• DATA FOR REVIEW
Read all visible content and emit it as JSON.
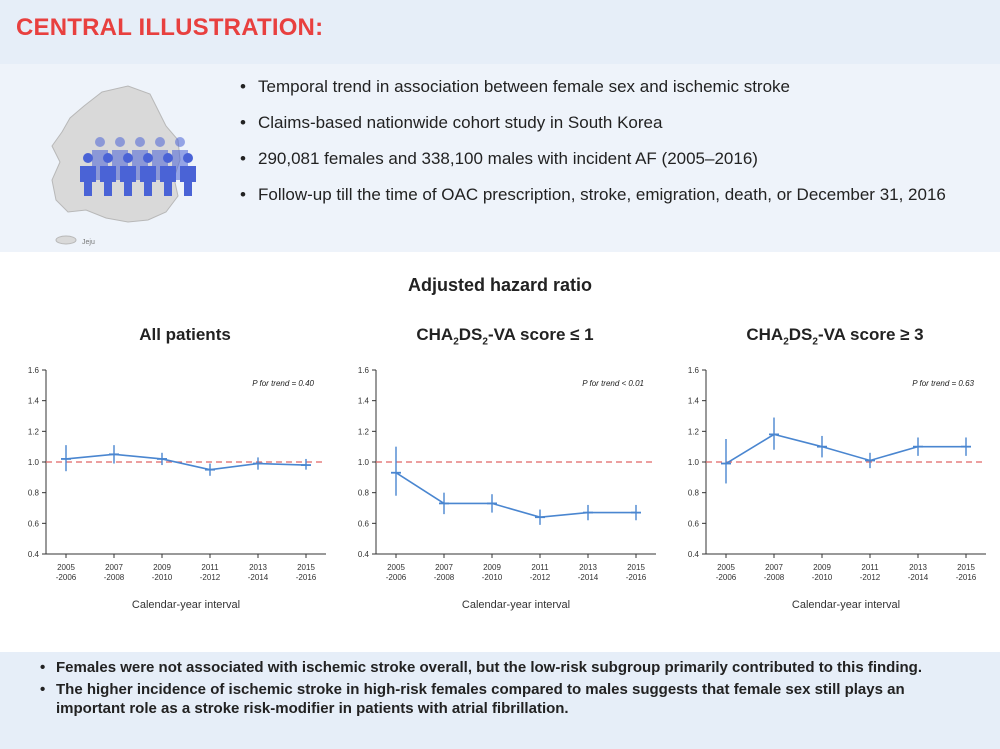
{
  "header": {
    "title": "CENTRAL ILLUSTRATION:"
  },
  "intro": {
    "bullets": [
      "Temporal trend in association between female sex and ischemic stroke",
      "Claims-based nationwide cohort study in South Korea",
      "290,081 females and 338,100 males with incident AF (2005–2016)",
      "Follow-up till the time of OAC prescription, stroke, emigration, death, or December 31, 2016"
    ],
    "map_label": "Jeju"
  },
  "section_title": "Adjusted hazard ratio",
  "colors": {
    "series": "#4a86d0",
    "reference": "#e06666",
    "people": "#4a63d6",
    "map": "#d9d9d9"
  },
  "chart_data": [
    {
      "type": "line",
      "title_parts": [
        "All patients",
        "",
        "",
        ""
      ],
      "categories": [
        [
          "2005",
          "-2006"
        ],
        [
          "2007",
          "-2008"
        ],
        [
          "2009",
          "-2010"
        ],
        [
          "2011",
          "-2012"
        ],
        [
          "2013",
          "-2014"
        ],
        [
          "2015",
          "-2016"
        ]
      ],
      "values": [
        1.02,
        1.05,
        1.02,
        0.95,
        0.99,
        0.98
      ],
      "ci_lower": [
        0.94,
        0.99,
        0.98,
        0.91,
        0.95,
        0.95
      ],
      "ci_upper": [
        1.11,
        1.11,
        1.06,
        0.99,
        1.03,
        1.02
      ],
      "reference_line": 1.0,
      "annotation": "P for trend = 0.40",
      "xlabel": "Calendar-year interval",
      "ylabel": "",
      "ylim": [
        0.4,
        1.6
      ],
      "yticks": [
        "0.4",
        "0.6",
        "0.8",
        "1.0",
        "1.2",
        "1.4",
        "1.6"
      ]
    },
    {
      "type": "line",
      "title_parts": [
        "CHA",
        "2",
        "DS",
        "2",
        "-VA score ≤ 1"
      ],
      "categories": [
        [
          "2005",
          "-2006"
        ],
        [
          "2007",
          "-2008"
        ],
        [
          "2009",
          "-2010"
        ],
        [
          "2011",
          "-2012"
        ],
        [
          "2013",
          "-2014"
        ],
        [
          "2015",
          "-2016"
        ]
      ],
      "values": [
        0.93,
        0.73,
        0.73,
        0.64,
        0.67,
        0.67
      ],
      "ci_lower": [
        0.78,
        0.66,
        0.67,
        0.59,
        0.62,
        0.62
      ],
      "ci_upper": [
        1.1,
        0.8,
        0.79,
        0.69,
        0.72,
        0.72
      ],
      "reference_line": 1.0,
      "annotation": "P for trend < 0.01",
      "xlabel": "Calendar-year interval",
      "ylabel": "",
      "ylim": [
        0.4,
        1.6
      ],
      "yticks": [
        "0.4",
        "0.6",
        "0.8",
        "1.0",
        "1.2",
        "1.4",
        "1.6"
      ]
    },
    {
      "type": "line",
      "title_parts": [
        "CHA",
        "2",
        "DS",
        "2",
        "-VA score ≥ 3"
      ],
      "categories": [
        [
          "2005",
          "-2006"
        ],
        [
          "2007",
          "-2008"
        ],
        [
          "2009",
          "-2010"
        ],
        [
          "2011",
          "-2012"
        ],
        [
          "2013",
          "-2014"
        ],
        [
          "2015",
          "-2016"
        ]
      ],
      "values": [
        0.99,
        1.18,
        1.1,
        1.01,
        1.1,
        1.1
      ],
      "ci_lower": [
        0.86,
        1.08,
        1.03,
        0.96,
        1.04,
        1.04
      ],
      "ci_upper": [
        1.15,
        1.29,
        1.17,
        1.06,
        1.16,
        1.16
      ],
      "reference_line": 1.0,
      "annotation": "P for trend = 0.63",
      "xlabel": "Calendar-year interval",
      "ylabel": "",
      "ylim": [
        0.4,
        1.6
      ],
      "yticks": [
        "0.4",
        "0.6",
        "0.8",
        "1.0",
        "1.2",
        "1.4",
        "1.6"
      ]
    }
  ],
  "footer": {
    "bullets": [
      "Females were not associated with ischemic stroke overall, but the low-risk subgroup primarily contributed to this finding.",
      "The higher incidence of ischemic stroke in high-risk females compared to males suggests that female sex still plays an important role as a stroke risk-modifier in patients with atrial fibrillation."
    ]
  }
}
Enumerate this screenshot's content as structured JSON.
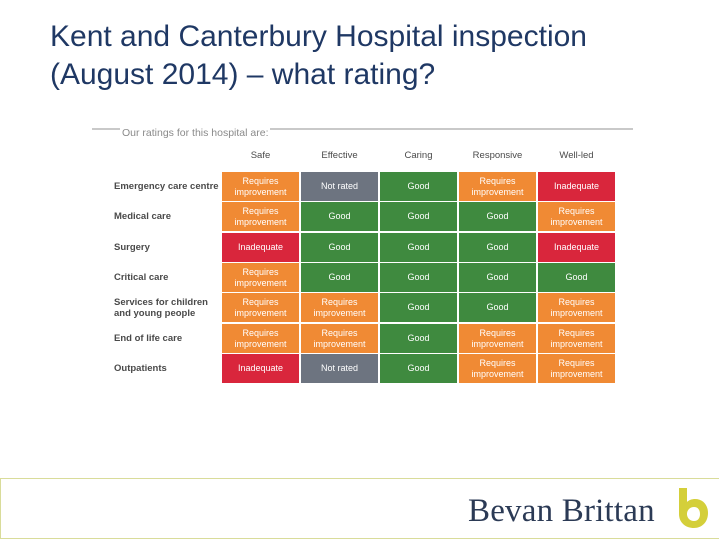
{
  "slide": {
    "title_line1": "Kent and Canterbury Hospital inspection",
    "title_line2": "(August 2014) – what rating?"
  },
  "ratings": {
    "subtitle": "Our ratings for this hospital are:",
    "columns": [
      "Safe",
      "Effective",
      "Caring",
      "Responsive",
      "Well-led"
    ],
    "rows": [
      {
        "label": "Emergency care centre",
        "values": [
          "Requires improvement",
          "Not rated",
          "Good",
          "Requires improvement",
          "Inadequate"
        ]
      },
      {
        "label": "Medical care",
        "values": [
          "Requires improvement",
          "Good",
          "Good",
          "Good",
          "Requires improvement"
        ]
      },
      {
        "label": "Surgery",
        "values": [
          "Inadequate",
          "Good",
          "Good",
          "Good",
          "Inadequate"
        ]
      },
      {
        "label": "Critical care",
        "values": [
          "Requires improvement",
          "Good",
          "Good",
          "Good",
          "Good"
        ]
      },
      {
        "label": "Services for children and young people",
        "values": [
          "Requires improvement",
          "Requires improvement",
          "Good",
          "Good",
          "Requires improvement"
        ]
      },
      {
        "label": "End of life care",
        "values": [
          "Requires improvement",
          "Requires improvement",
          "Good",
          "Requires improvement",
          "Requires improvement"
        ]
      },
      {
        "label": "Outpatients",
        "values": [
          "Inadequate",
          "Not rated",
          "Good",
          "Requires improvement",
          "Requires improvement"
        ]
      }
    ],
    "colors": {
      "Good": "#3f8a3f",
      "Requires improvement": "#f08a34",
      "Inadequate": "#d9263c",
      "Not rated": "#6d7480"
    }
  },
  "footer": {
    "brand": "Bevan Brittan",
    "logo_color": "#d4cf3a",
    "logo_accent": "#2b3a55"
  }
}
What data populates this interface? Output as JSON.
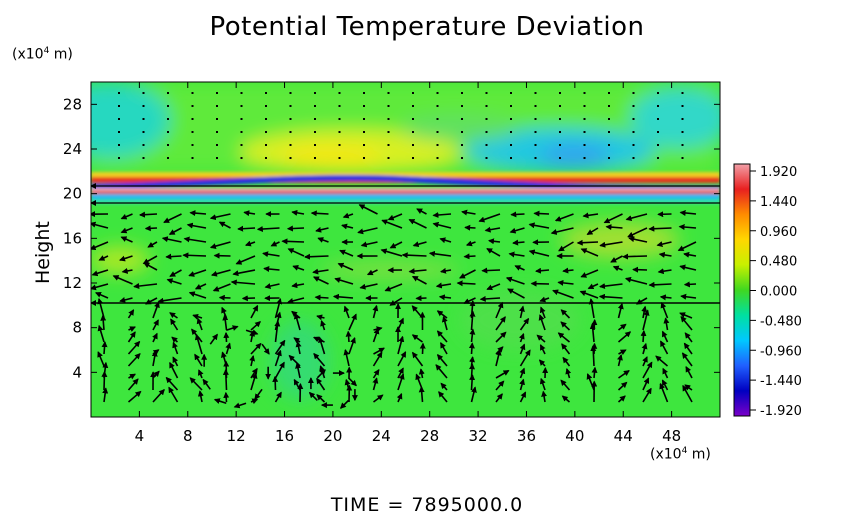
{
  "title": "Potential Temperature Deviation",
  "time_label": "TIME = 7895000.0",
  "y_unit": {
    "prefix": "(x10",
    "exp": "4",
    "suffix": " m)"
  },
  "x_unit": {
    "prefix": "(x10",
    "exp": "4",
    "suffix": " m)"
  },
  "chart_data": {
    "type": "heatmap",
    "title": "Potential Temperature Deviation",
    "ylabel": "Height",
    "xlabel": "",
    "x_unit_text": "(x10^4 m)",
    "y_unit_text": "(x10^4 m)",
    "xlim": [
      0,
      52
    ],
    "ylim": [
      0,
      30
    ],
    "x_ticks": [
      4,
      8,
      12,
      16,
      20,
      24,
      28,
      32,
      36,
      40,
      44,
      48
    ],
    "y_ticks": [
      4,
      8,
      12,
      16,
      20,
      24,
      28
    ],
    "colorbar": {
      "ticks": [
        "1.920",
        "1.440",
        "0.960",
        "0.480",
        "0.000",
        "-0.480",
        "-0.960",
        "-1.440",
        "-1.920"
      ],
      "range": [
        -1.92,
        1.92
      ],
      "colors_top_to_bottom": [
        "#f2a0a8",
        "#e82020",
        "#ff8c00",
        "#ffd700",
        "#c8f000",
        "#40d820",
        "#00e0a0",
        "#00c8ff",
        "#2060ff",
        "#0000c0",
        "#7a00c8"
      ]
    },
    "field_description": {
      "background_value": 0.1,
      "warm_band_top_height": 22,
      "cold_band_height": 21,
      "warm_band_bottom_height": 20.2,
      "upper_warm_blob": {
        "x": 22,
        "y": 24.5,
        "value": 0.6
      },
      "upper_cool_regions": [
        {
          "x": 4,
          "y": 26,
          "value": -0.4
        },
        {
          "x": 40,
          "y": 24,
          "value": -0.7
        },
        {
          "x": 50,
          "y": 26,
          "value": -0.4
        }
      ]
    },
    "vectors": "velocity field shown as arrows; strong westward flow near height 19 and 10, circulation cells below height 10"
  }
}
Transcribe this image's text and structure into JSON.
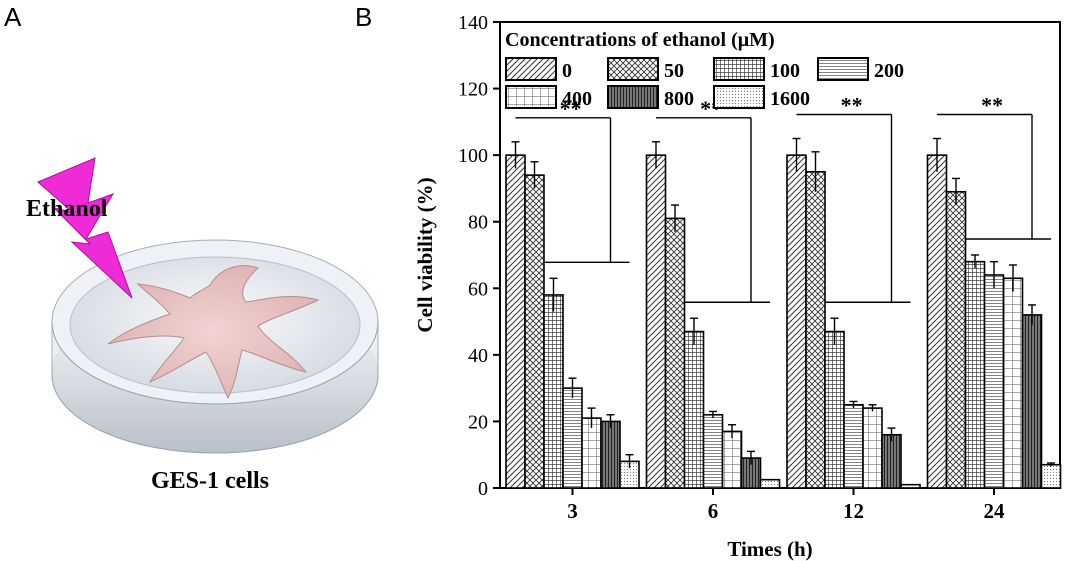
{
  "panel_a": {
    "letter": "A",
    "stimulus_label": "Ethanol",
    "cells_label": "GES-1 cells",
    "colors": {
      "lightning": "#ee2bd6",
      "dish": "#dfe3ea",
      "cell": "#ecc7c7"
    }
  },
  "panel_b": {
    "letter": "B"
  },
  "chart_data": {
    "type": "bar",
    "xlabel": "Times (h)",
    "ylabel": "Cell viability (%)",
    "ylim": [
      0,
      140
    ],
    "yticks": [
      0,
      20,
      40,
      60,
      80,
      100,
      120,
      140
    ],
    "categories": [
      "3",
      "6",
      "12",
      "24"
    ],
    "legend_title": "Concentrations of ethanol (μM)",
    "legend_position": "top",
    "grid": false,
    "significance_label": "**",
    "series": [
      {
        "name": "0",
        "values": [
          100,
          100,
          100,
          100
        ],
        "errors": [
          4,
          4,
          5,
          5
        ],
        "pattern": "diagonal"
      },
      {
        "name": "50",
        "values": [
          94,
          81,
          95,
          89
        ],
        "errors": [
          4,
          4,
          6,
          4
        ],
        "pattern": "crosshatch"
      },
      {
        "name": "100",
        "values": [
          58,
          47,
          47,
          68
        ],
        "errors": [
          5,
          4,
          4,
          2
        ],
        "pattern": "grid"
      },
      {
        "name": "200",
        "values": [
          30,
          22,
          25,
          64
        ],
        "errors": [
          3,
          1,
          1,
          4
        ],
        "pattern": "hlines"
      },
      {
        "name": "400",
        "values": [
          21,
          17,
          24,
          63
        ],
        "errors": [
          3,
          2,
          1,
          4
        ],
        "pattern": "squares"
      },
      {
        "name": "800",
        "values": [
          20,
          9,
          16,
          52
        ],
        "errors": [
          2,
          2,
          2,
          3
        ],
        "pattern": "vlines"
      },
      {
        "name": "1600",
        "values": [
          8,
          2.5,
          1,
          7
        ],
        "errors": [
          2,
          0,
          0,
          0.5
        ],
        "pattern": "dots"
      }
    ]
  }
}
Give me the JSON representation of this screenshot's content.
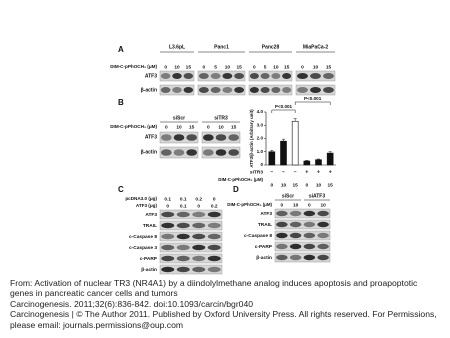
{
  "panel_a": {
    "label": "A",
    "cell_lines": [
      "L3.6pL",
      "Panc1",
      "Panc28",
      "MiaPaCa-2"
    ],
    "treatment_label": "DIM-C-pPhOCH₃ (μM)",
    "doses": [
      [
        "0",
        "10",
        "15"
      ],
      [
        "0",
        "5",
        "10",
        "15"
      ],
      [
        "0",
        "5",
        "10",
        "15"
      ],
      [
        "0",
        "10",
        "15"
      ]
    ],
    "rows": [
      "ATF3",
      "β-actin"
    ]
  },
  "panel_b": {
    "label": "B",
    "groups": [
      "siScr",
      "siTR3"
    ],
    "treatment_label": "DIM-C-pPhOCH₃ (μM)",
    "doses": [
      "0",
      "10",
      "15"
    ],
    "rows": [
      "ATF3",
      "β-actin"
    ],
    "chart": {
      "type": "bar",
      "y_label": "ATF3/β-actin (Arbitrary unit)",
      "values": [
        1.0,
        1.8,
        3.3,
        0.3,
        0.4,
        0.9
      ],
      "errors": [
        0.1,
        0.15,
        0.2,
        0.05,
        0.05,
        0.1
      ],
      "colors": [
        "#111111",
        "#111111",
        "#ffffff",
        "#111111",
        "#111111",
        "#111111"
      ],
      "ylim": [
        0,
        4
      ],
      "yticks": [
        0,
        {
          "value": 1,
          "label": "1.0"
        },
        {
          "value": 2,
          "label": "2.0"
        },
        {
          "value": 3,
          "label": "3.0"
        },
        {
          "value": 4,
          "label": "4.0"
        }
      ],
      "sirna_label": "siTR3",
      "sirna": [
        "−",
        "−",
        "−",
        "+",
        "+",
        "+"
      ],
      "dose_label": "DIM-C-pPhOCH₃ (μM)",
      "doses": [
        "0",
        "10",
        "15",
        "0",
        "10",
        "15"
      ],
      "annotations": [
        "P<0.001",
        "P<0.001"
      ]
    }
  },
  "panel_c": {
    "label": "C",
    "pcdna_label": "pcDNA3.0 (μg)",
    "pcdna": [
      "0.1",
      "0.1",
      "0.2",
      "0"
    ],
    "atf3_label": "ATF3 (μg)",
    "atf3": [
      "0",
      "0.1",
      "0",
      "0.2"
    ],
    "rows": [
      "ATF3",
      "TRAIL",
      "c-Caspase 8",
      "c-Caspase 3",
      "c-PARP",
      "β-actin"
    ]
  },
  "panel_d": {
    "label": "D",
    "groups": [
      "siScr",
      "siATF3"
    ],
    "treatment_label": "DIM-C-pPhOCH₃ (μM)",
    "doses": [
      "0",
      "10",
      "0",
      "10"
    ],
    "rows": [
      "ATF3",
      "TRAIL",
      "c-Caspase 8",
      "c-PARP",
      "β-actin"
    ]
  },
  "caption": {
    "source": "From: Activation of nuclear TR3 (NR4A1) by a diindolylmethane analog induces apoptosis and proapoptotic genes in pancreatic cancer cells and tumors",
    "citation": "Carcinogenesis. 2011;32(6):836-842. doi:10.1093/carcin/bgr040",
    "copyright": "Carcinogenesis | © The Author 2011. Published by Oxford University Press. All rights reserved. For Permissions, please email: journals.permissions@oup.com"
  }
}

• WHAT THE EXERCISE ASKS
Reproduce each line of the material in which the string "Temperature" occurs.

• TASK SOLUTION
  "title": "Potential Temperature Deviation",
    "title": "Potential Temperature Deviation",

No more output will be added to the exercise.